**Source records**:
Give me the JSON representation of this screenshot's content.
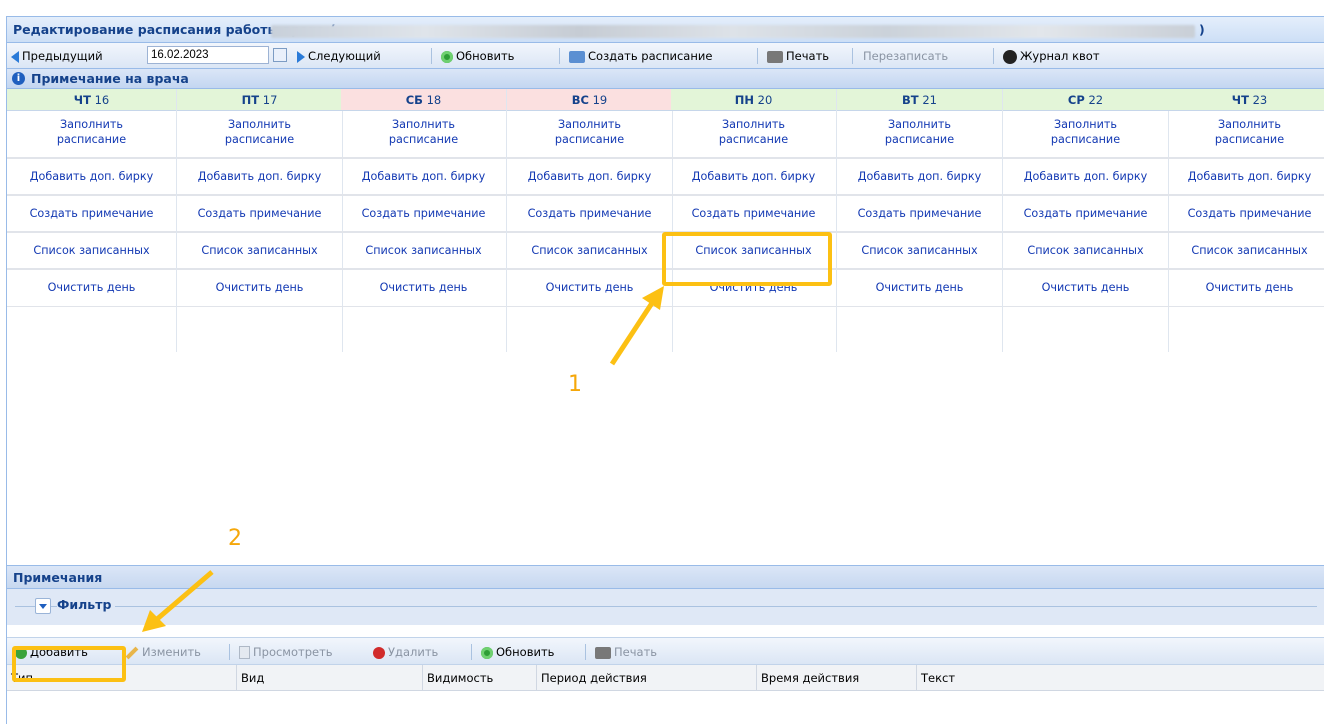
{
  "window": {
    "title": "Редактирование расписания работы врача (",
    "title_end": ")"
  },
  "toolbar": {
    "prev_label": "Предыдущий",
    "date_value": "16.02.2023",
    "next_label": "Следующий",
    "refresh_label": "Обновить",
    "create_schedule_label": "Создать расписание",
    "print_label": "Печать",
    "rewrite_label": "Перезаписать",
    "journal_label": "Журнал квот"
  },
  "note_bar": {
    "label": "Примечание на врача"
  },
  "days": [
    {
      "dow": "ЧТ",
      "num": "16",
      "weekend": false
    },
    {
      "dow": "ПТ",
      "num": "17",
      "weekend": false
    },
    {
      "dow": "СБ",
      "num": "18",
      "weekend": true
    },
    {
      "dow": "ВС",
      "num": "19",
      "weekend": true
    },
    {
      "dow": "ПН",
      "num": "20",
      "weekend": false
    },
    {
      "dow": "ВТ",
      "num": "21",
      "weekend": false
    },
    {
      "dow": "СР",
      "num": "22",
      "weekend": false
    },
    {
      "dow": "ЧТ",
      "num": "23",
      "weekend": false
    }
  ],
  "day_actions": {
    "fill_line1": "Заполнить",
    "fill_line2": "расписание",
    "add_tag": "Добавить доп. бирку",
    "create_note": "Создать примечание",
    "patients_list": "Список записанных",
    "clear_day": "Очистить день"
  },
  "annotations": {
    "step1": "1",
    "step2": "2"
  },
  "notes_panel": {
    "title": "Примечания",
    "filter_label": "Фильтр",
    "toolbar": {
      "add": "Добавить",
      "edit": "Изменить",
      "view": "Просмотреть",
      "delete": "Удалить",
      "refresh": "Обновить",
      "print": "Печать"
    },
    "columns": [
      "Тип",
      "Вид",
      "Видимость",
      "Период действия",
      "Время действия",
      "Текст"
    ]
  },
  "colors": {
    "accent": "#15428b",
    "link": "#1339b3",
    "highlight": "#fcc013",
    "workday_header": "#e3f5d8",
    "weekend_header": "#fbe0e0"
  }
}
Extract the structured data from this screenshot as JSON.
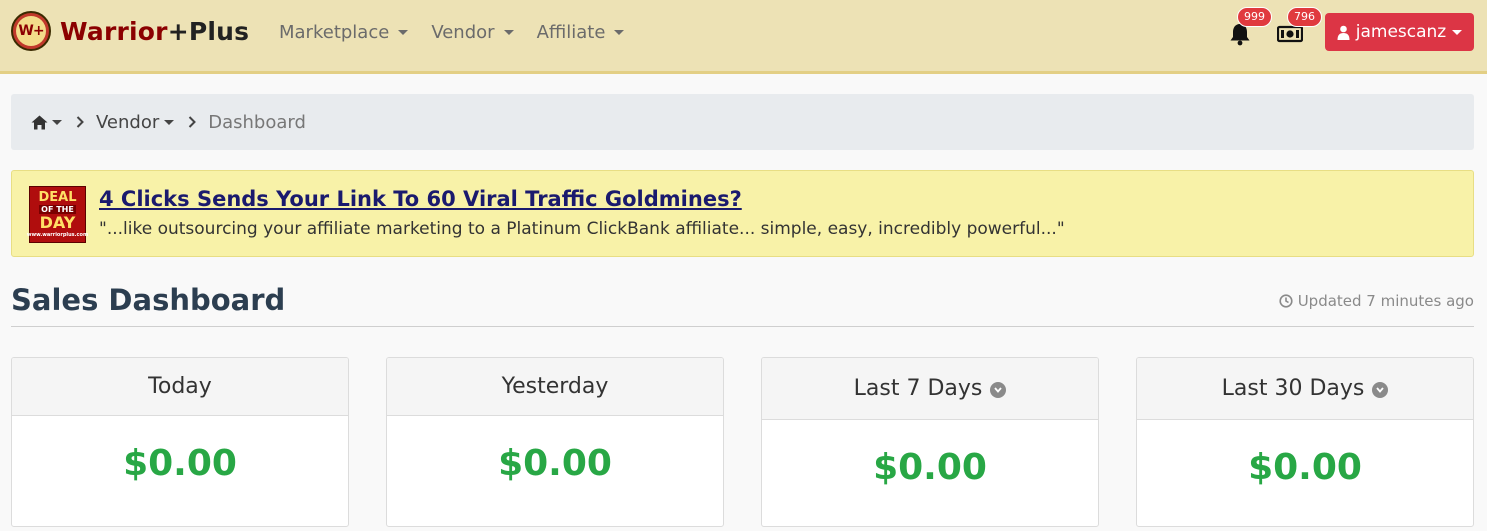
{
  "brand": {
    "logo_badge": "W+",
    "name_part1": "Warrior",
    "name_part2": "+Plus"
  },
  "nav": {
    "items": [
      {
        "label": "Marketplace"
      },
      {
        "label": "Vendor"
      },
      {
        "label": "Affiliate"
      }
    ]
  },
  "notifications": {
    "bell_count": "999",
    "money_count": "796"
  },
  "user": {
    "name": "jamescanz"
  },
  "breadcrumb": {
    "vendor": "Vendor",
    "current": "Dashboard"
  },
  "deal": {
    "logo_line1": "DEAL",
    "logo_line2": "OF THE",
    "logo_line3": "DAY",
    "logo_line4": "www.warriorplus.com",
    "title": "4 Clicks Sends Your Link To 60 Viral Traffic Goldmines?",
    "quote": "\"...like outsourcing your affiliate marketing to a Platinum ClickBank affiliate... simple, easy, incredibly powerful...\""
  },
  "dashboard": {
    "title": "Sales Dashboard",
    "updated": "Updated 7 minutes ago",
    "cards": [
      {
        "label": "Today",
        "value": "$0.00"
      },
      {
        "label": "Yesterday",
        "value": "$0.00"
      },
      {
        "label": "Last 7 Days",
        "value": "$0.00"
      },
      {
        "label": "Last 30 Days",
        "value": "$0.00"
      }
    ]
  },
  "colors": {
    "topbar": "#ede2b5",
    "user_button": "#dc3545",
    "badge": "#e03a3e",
    "money_green": "#28a745",
    "deal_bg": "#f8f2a8"
  }
}
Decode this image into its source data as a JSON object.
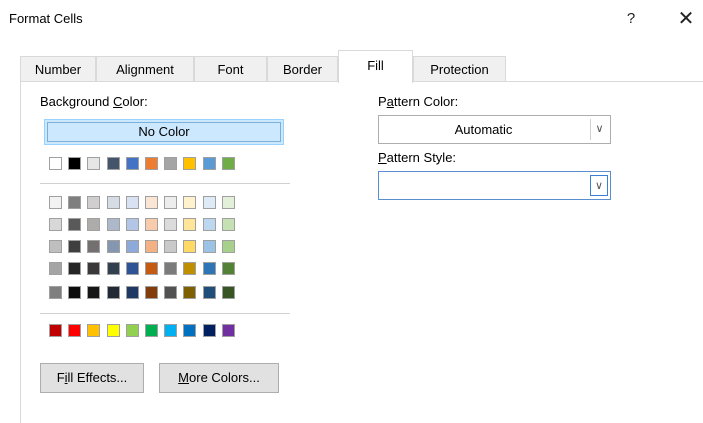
{
  "window": {
    "title": "Format Cells",
    "help": "?",
    "close": "✕"
  },
  "tabs": [
    "Number",
    "Alignment",
    "Font",
    "Border",
    "Fill",
    "Protection"
  ],
  "active_tab": "Fill",
  "background": {
    "label_pre": "Background ",
    "label_u": "C",
    "label_post": "olor:",
    "no_color": "No Color"
  },
  "theme_row": [
    "#ffffff",
    "#000000",
    "#e7e6e6",
    "#44546a",
    "#4472c4",
    "#ed7d31",
    "#a5a5a5",
    "#ffc000",
    "#5b9bd5",
    "#70ad47"
  ],
  "tint_rows": [
    [
      "#f2f2f2",
      "#7f7f7f",
      "#d0cece",
      "#d6dce4",
      "#d9e2f3",
      "#fbe5d5",
      "#ededed",
      "#fff2cc",
      "#deebf6",
      "#e2efd9"
    ],
    [
      "#d8d8d8",
      "#595959",
      "#aeabab",
      "#adb9ca",
      "#b4c6e7",
      "#f7cbac",
      "#dbdbdb",
      "#fee599",
      "#bdd7ee",
      "#c5e0b3"
    ],
    [
      "#bfbfbf",
      "#3f3f3f",
      "#757070",
      "#8496b0",
      "#8eaadb",
      "#f4b183",
      "#c9c9c9",
      "#ffd965",
      "#9cc3e5",
      "#a8d08d"
    ],
    [
      "#a5a5a5",
      "#262626",
      "#3a3838",
      "#323f4f",
      "#2f5496",
      "#c55a11",
      "#7b7b7b",
      "#bf8f00",
      "#2e75b5",
      "#538135"
    ],
    [
      "#7f7f7f",
      "#0c0c0c",
      "#171616",
      "#222a35",
      "#1f3864",
      "#833c0b",
      "#525252",
      "#7f6000",
      "#1e4e79",
      "#375623"
    ]
  ],
  "standard_row": [
    "#c00000",
    "#ff0000",
    "#ffc000",
    "#ffff00",
    "#92d050",
    "#00b050",
    "#00b0f0",
    "#0070c0",
    "#002060",
    "#7030a0"
  ],
  "buttons": {
    "fill_effects_pre": "F",
    "fill_effects_u": "i",
    "fill_effects_post": "ll Effects...",
    "more_colors_u": "M",
    "more_colors_post": "ore Colors..."
  },
  "pattern": {
    "color_label_pre": "P",
    "color_label_u": "a",
    "color_label_post": "ttern Color:",
    "color_value": "Automatic",
    "style_label_u": "P",
    "style_label_post": "attern Style:",
    "style_value": ""
  }
}
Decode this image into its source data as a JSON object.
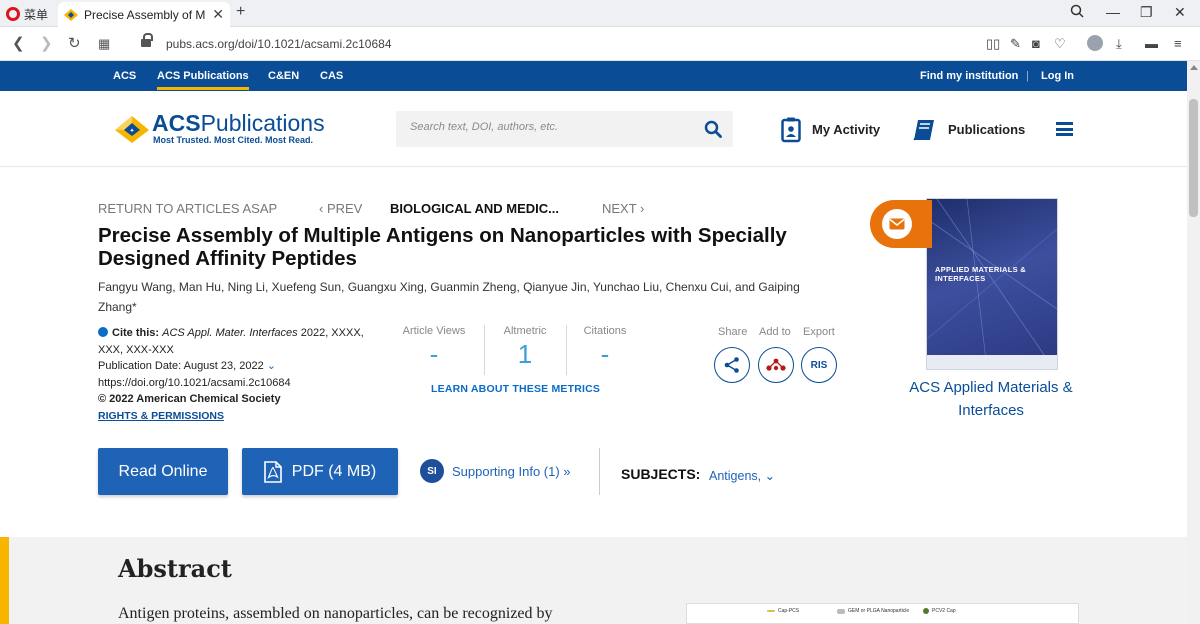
{
  "browser": {
    "menu_label": "菜单",
    "tab_title": "Precise Assembly of Multiple",
    "url": "pubs.acs.org/doi/10.1021/acsami.2c10684"
  },
  "acs_nav": {
    "items": [
      "ACS",
      "ACS Publications",
      "C&EN",
      "CAS"
    ],
    "find_institution": "Find my institution",
    "separator": "|",
    "login": "Log In"
  },
  "header": {
    "logo_name_bold": "ACS",
    "logo_name_rest": "Publications",
    "tagline": "Most Trusted. Most Cited. Most Read.",
    "search_placeholder": "Search text, DOI, authors, etc.",
    "my_activity": "My Activity",
    "publications": "Publications"
  },
  "breadcrumbs": {
    "return": "RETURN TO ARTICLES ASAP",
    "prev": "‹ PREV",
    "current": "BIOLOGICAL AND MEDIC...",
    "next": "NEXT ›"
  },
  "article": {
    "title": "Precise Assembly of Multiple Antigens on Nanoparticles with Specially Designed Affinity Peptides",
    "authors": "Fangyu Wang, Man Hu, Ning Li, Xuefeng Sun, Guangxu Xing, Guanmin Zheng, Qianyue Jin, Yunchao Liu, Chenxu Cui, and Gaiping Zhang*",
    "cite_label": "Cite this:",
    "cite_journal": "ACS Appl. Mater. Interfaces",
    "cite_rest": "2022, XXXX, XXX, XXX-XXX",
    "pub_date": "Publication Date: August 23, 2022",
    "doi": "https://doi.org/10.1021/acsami.2c10684",
    "copyright": "© 2022 American Chemical Society",
    "rights": "RIGHTS & PERMISSIONS"
  },
  "metrics": {
    "views_label": "Article Views",
    "views_value": "-",
    "altmetric_label": "Altmetric",
    "altmetric_value": "1",
    "citations_label": "Citations",
    "citations_value": "-",
    "learn_more": "LEARN ABOUT THESE METRICS"
  },
  "actions": {
    "share": "Share",
    "add_to": "Add to",
    "export": "Export",
    "ris": "RIS"
  },
  "journal": {
    "name": "ACS Applied Materials & Interfaces",
    "cover_banner": "APPLIED MATERIALS & INTERFACES"
  },
  "buttons": {
    "read_online": "Read Online",
    "pdf": "PDF (4 MB)",
    "si_badge": "SI",
    "supporting_info": "Supporting Info (1) »",
    "subjects_label": "SUBJECTS:",
    "subjects_value": "Antigens, ⌄"
  },
  "abstract": {
    "heading": "Abstract",
    "first_line": "Antigen proteins, assembled on nanoparticles, can be recognized by",
    "legend": [
      "Cap-PCS",
      "GEM or PLGA Nanoparticle",
      "PCV2 Cap"
    ]
  },
  "colors": {
    "acs_blue": "#0a4d96",
    "accent_yellow": "#f7b500",
    "button_blue": "#1f63b6",
    "mail_orange": "#e8730c",
    "metric_teal": "#3aa0d9"
  }
}
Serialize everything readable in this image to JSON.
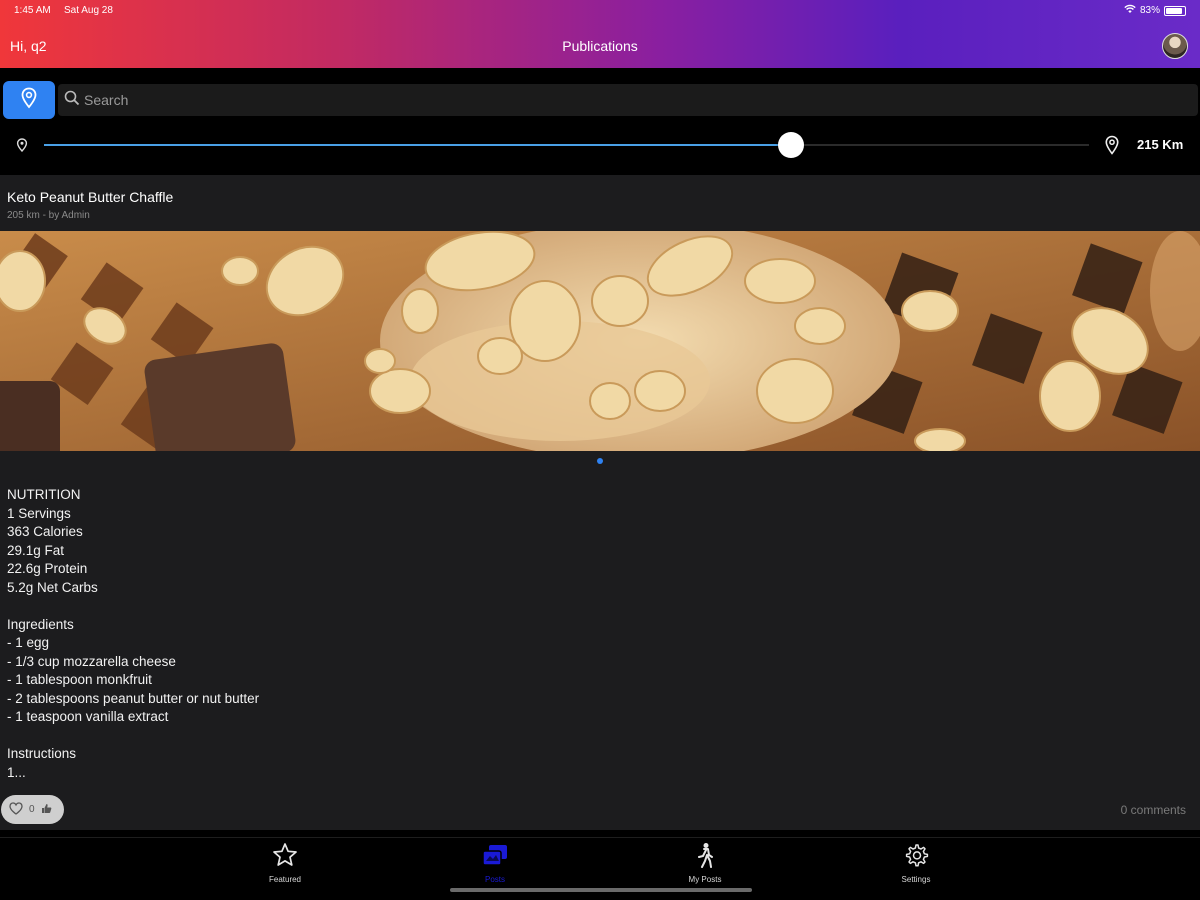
{
  "status_bar": {
    "time": "1:45 AM",
    "date": "Sat Aug 28",
    "battery": "83%"
  },
  "header": {
    "greeting": "Hi, q2",
    "title": "Publications"
  },
  "search": {
    "placeholder": "Search"
  },
  "distance_filter": {
    "value_label": "215 Km",
    "fraction": 0.715
  },
  "post": {
    "title": "Keto Peanut Butter Chaffle",
    "meta": "205 km - by Admin",
    "body": {
      "nutrition_heading": "NUTRITION",
      "nutrition": [
        "1 Servings",
        "363 Calories",
        "29.1g Fat",
        "22.6g Protein",
        "5.2g Net Carbs"
      ],
      "ingredients_heading": "Ingredients",
      "ingredients": [
        "- 1 egg",
        "- 1/3 cup mozzarella cheese",
        "- 1 tablespoon monkfruit",
        "- 2 tablespoons peanut butter or nut butter",
        "- 1 teaspoon vanilla extract"
      ],
      "instructions_heading": "Instructions",
      "instructions_preview": "1..."
    },
    "likes": "0",
    "comments": "0 comments"
  },
  "tabs": [
    {
      "label": "Featured",
      "icon": "star-icon",
      "active": false
    },
    {
      "label": "Posts",
      "icon": "posts-icon",
      "active": true
    },
    {
      "label": "My Posts",
      "icon": "walking-person-icon",
      "active": false
    },
    {
      "label": "Settings",
      "icon": "gear-icon",
      "active": false
    }
  ],
  "colors": {
    "accent": "#2f82f2",
    "slider_fill": "#4aa0e6",
    "active_tab": "#1a1ad6",
    "card_bg": "#1c1c1e"
  }
}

**Instructions for the task**:
Every line of the records containing the word "Добавить" must appear in the answer.

**Expected output**:
    "add_tag": "Добавить доп. бирку",
      "add": "Добавить",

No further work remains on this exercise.